--- Start Records supplied ---

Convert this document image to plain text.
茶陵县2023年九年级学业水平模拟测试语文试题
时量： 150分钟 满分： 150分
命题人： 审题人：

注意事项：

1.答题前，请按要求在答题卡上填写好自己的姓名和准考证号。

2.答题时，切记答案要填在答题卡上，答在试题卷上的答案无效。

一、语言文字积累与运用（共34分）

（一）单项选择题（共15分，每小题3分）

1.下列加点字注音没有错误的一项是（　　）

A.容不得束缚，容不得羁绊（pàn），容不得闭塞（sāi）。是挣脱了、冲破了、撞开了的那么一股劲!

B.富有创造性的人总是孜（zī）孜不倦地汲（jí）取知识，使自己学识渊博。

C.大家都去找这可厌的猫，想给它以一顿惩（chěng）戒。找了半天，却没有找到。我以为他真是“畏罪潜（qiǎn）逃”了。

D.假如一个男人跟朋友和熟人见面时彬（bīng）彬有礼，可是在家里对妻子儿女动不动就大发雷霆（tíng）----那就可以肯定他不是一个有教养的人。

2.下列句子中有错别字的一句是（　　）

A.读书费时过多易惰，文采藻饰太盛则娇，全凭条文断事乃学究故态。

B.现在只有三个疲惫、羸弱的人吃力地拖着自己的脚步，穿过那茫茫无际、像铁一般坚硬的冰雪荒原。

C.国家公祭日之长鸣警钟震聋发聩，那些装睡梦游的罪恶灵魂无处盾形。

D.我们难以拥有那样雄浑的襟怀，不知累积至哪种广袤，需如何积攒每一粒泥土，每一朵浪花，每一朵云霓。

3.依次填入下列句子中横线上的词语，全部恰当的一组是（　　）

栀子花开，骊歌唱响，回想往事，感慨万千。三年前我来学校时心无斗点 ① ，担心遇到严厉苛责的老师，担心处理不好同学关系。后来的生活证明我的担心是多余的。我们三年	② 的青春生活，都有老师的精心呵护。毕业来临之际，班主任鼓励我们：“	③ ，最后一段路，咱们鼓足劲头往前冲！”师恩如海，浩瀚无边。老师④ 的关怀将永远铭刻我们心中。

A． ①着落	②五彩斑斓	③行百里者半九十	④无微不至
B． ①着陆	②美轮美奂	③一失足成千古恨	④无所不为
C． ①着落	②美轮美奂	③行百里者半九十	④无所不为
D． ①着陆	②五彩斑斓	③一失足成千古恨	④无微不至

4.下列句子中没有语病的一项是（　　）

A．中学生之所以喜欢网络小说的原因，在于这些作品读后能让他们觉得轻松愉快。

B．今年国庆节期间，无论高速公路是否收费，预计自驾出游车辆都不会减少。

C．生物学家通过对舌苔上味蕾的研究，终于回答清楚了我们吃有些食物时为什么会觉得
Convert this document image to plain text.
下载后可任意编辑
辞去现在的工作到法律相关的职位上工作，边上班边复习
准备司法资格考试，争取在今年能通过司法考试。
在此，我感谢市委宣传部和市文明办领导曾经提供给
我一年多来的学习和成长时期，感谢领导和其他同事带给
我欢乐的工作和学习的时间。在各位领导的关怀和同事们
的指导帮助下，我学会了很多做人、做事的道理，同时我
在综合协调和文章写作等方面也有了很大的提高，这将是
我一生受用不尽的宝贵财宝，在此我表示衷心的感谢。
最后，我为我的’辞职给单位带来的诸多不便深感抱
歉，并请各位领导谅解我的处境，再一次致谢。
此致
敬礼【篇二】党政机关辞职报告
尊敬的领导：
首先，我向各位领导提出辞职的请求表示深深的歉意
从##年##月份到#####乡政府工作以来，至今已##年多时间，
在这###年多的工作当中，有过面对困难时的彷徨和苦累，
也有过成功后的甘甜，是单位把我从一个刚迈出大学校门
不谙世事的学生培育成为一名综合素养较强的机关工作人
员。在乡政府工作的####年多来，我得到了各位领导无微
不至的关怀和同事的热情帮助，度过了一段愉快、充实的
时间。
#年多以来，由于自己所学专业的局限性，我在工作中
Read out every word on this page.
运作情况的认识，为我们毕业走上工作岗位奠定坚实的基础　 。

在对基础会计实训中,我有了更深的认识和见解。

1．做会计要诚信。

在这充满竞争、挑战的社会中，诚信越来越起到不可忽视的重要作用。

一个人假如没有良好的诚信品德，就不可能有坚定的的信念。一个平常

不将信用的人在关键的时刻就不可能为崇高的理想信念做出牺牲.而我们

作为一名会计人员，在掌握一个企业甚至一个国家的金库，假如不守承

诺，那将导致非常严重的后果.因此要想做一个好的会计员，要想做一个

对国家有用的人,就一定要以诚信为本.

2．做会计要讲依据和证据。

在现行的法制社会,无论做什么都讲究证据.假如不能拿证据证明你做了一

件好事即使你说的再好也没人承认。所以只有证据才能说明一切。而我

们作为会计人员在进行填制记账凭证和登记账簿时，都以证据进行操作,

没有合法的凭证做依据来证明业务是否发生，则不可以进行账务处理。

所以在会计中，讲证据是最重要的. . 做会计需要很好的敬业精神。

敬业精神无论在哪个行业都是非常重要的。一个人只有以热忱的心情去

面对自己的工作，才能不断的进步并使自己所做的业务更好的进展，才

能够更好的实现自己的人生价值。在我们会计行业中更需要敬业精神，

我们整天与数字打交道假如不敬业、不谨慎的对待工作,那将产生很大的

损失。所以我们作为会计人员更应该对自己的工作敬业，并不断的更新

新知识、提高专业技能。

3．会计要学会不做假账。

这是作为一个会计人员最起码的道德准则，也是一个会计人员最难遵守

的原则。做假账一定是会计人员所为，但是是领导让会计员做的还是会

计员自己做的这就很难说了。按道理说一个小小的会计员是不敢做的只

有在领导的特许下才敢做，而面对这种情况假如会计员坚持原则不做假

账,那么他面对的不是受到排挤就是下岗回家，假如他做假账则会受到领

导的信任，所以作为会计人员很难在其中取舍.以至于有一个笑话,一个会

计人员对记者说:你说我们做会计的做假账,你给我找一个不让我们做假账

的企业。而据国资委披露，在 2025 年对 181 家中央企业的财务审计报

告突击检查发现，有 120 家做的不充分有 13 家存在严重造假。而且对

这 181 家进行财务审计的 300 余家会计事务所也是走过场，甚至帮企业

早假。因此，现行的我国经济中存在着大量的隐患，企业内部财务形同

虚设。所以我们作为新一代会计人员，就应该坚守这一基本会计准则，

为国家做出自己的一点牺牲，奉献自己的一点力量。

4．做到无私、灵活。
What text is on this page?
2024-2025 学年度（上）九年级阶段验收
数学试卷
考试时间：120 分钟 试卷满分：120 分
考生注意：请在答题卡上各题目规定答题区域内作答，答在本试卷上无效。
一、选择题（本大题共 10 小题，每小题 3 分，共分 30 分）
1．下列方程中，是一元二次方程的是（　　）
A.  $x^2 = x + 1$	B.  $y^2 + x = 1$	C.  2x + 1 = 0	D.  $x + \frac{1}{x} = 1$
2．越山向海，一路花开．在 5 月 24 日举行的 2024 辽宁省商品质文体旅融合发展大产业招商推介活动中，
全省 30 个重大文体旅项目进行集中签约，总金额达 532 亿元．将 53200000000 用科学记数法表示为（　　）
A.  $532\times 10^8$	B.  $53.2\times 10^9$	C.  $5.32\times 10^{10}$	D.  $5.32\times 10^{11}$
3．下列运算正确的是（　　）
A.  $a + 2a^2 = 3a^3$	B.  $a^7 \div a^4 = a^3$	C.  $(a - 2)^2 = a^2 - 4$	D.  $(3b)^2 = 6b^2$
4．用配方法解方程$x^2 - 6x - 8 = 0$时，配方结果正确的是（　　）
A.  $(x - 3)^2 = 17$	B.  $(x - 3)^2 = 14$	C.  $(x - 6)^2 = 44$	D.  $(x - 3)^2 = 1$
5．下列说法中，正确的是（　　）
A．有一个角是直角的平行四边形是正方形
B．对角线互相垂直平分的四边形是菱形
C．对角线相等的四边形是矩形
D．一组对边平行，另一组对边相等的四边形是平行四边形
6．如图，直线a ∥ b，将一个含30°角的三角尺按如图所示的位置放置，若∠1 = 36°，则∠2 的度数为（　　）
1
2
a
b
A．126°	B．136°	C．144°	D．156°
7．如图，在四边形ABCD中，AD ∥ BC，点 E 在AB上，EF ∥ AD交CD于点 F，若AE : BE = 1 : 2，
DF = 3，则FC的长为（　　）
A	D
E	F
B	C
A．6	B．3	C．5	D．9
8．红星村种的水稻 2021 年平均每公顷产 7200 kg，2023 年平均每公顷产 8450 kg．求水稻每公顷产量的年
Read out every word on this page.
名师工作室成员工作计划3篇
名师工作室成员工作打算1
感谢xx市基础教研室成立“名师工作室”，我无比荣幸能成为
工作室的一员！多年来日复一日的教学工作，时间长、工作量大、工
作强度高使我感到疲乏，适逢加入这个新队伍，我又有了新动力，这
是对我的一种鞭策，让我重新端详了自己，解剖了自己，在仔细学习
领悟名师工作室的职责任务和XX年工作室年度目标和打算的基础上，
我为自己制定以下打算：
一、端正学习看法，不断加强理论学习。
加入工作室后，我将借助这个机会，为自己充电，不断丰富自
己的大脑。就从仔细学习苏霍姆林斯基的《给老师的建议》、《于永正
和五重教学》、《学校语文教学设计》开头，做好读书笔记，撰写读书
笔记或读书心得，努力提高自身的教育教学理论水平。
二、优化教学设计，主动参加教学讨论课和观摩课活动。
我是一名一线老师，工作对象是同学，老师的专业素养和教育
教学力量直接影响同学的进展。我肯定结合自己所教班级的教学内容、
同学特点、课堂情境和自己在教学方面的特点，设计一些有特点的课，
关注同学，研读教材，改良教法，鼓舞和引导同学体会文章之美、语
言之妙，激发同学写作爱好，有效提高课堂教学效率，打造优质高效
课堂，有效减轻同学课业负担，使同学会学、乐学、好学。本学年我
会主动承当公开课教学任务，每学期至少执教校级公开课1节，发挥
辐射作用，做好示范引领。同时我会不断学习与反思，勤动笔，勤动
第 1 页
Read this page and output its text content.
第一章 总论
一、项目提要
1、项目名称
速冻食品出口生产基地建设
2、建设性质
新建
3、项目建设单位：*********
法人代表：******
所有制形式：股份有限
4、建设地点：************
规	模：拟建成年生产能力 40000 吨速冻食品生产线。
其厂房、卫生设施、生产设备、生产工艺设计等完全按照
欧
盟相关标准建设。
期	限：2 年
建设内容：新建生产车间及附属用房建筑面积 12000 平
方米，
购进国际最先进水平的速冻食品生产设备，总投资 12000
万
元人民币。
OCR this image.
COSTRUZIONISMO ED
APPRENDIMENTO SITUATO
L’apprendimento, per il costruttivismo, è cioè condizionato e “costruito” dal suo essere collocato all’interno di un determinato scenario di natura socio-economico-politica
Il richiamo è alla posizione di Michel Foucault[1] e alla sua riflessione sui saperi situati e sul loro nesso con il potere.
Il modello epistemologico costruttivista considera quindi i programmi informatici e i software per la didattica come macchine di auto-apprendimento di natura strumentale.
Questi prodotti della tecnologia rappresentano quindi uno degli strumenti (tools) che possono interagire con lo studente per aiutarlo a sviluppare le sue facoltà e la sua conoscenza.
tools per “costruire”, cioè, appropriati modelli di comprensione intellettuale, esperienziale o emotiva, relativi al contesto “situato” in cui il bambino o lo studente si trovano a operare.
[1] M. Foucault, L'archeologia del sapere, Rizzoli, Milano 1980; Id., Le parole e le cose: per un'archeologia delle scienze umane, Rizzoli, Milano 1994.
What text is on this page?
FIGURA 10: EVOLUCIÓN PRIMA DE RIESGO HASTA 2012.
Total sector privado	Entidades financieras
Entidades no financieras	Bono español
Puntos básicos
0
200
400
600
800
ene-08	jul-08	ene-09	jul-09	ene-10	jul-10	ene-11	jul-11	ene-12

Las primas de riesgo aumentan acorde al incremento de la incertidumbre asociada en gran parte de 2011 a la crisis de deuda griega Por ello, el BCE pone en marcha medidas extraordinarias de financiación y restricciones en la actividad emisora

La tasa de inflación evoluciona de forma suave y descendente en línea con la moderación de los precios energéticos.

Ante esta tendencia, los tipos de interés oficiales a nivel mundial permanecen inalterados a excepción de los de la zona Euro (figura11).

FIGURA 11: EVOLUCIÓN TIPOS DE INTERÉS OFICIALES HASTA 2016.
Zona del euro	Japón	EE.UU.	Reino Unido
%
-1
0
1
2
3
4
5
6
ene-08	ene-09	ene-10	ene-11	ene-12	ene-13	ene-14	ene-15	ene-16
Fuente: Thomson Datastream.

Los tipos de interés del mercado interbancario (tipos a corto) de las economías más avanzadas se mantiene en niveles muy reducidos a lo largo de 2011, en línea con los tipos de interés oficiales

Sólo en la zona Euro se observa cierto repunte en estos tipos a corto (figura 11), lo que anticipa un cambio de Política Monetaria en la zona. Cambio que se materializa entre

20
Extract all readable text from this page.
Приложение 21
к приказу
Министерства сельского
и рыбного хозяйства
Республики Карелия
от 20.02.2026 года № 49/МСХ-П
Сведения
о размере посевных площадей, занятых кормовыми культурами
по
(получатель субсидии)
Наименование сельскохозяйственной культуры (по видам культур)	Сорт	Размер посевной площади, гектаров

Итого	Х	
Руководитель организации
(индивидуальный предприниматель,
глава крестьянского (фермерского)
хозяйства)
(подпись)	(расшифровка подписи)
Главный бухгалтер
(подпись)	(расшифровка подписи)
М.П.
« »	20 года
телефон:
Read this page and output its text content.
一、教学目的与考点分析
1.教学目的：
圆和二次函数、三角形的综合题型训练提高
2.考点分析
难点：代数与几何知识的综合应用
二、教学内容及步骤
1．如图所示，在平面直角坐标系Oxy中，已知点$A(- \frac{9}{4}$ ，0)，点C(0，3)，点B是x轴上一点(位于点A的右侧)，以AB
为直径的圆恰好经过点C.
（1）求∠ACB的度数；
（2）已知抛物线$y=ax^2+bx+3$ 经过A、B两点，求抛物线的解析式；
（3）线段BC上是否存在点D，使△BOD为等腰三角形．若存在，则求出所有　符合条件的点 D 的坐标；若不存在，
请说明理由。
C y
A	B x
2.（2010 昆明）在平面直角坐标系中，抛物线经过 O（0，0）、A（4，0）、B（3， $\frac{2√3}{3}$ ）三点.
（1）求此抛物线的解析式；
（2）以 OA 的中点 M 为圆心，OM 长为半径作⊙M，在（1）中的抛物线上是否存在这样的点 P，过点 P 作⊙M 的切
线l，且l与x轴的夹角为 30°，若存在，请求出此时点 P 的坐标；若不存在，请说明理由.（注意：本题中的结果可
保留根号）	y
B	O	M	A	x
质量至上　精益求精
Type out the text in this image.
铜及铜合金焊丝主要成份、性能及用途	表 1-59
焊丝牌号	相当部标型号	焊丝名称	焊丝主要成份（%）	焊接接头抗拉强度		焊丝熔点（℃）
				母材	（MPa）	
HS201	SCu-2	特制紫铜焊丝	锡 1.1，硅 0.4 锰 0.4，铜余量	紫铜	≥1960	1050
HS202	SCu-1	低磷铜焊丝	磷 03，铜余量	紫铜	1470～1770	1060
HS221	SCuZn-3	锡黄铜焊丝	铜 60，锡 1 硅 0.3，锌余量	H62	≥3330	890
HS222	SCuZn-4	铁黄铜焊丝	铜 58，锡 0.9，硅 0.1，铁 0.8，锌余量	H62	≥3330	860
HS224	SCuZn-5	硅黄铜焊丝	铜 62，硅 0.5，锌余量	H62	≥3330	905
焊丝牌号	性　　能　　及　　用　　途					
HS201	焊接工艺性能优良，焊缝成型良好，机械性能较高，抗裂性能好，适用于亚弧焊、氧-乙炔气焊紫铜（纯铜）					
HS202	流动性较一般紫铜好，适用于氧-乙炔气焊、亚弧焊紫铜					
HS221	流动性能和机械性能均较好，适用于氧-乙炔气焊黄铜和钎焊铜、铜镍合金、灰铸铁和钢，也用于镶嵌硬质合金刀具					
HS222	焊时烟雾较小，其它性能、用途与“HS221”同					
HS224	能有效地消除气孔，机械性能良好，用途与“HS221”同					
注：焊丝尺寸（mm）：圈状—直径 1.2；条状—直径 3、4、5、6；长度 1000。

--- End Records supplied ---

From the data above, pick out each line containing "Entidades" and copy it.

Total sector privado	Entidades financieras
Entidades no financieras	Bono español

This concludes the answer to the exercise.